> **Tasks to complete**:
[A] Revise the passage of the Ulm Five report starting at "On Monday, the" and ending at "was physically harmed.", putting "Investigators" in place of "Prosecutors".
[B] From the Ulm Five report, render this sentence in Spanish: "The damage is estimated at around one million euros."

> **Provided text**:
start
Trial begins for 'Ulm Five' activists who stormed Elbit Systems over Gaza war ties
The Ulm Five: How Activists Stormed an Israeli Arms Factory in Germany
It is 3:30 a.m. on September 8, 2025, when "Crow," "Daniel," "Leandra," "Vi," and "Zo"—the code names given to the activists by their supporters—arrive in Ulm. Their target: the German branch of Elbit Systems, Israel's largest private arms manufacturer, whose weapons have played a central role in the war in Gaza. Their mission is to shut down the facility.
Their operation is carefully coordinated. According to charges filed by the Stuttgart Public Prosecutor's Office, obtained by our website, a group of six masked individuals—still at large—first storms the main entrance. Wielding a sledgehammer, they smash the front door and windows, set off pyrotechnics, and spray paint slogans like Shut Elbit Down and Child Murderers across the façade. Within minutes, they flee the scene.
But the attack is just a diversion. Meanwhile, Daniel T., Walter T., Leandra R., Hannah H., and Vivien K.—the five activists now standing trial, identified here by their legal names—slip unnoticed through a side window into the building. Footage posted online shows them prying open doors with a crowbar, smashing computers and lab equipment, and spray-painting walls with slogans. Finally, they barricade themselves inside a laboratory. They chant in Arabic, "From the river to the sea, Palestine will be free," wave a Palestinian flag, and wait for the police.
Another video captures the moment officers arrive: the activists offer no resistance, surrendering with their hands raised. Unmasked, some have wrapped keffiyehs around their heads and pinned white cloth patches to their clothes bearing the words Palestine Action—the name of the protest group that has also broken into arms factories in the UK, sabotaging military equipment. After the group damaged Royal Air Force aircraft, British authorities initially classified it as a terrorist organization, until London's High Court overturned the designation in February 2026, ruling it unlawful and disproportionate.
On Monday, the trial of the "Ulm Five"—as the activists are known in a solidarity campaign by the pro-Palestinian movement—is set to begin in Stuttgart-Stammheim. One defendant is German; the other four hail from different European countries. All five live in Berlin, many within queer circles, and have been held in pretrial detention since the night of the attack—over seven months ago.
Prosecutors allege the group specifically targeted the company's third-floor laboratory, where they allegedly sprayed red paint from a fire extinguisher onto measuring instruments and electrical devices. The damage is estimated at around one million euros. No one was physically harmed.
Elbit Systems Germany, based at a former Telefunken site in Ulm, produces communication systems, targeting technology, combat software, and drone components. While it remains unclear whether weapons made here have been used in Gaza, the company's website boasts of providing "battle-proven system solutions."
Since the outbreak of the Gaza war, Elbit Systems' revenue has surged. According to data from the Stockholm International Peace Research Institute (SIPRI), the firm's arms sales rose by nearly 14 percent from 2023 to 2024, reaching the equivalent of approximately €5.4 billion. For comparison, Germany's largest defense contractor, Rheinmetall, generated around €7 billion in arms sales over the same period.
end
> **Given records**:
start
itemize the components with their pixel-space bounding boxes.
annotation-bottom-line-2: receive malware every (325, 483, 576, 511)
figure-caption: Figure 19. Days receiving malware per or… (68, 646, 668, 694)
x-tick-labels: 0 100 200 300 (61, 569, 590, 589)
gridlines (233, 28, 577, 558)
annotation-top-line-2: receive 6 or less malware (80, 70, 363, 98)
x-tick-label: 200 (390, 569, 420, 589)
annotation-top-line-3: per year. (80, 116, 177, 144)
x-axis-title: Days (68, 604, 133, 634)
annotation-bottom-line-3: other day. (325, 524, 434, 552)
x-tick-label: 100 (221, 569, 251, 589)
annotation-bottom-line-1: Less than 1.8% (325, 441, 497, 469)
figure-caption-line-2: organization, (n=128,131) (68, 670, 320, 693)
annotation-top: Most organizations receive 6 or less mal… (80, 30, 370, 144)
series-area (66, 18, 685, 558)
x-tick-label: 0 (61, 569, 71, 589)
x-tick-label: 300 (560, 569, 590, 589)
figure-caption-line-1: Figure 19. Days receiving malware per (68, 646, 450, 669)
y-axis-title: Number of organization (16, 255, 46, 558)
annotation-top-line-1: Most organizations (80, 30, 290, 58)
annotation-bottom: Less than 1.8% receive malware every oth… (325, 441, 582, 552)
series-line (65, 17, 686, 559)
end
> **Worked answers**:
[A]
On Monday, the trial of the "Ulm Five"—as the activists are known in a solidarity campaign by the pro-Palestinian movement—is set to begin in Stuttgart-Stammheim. One defendant is German; the other four hail from different European countries. All five live in Berlin, many within queer circles, and have been held in pretrial detention since the night of the attack—over seven months ago.
Investigators allege the group specifically targeted the company's third-floor laboratory, where they allegedly sprayed red paint from a fire extinguisher onto measuring instruments and electrical devices. The damage is estimated at around one million euros. No one was physically harmed.

[B] Los daños se estiman en alrededor de un millón de euros.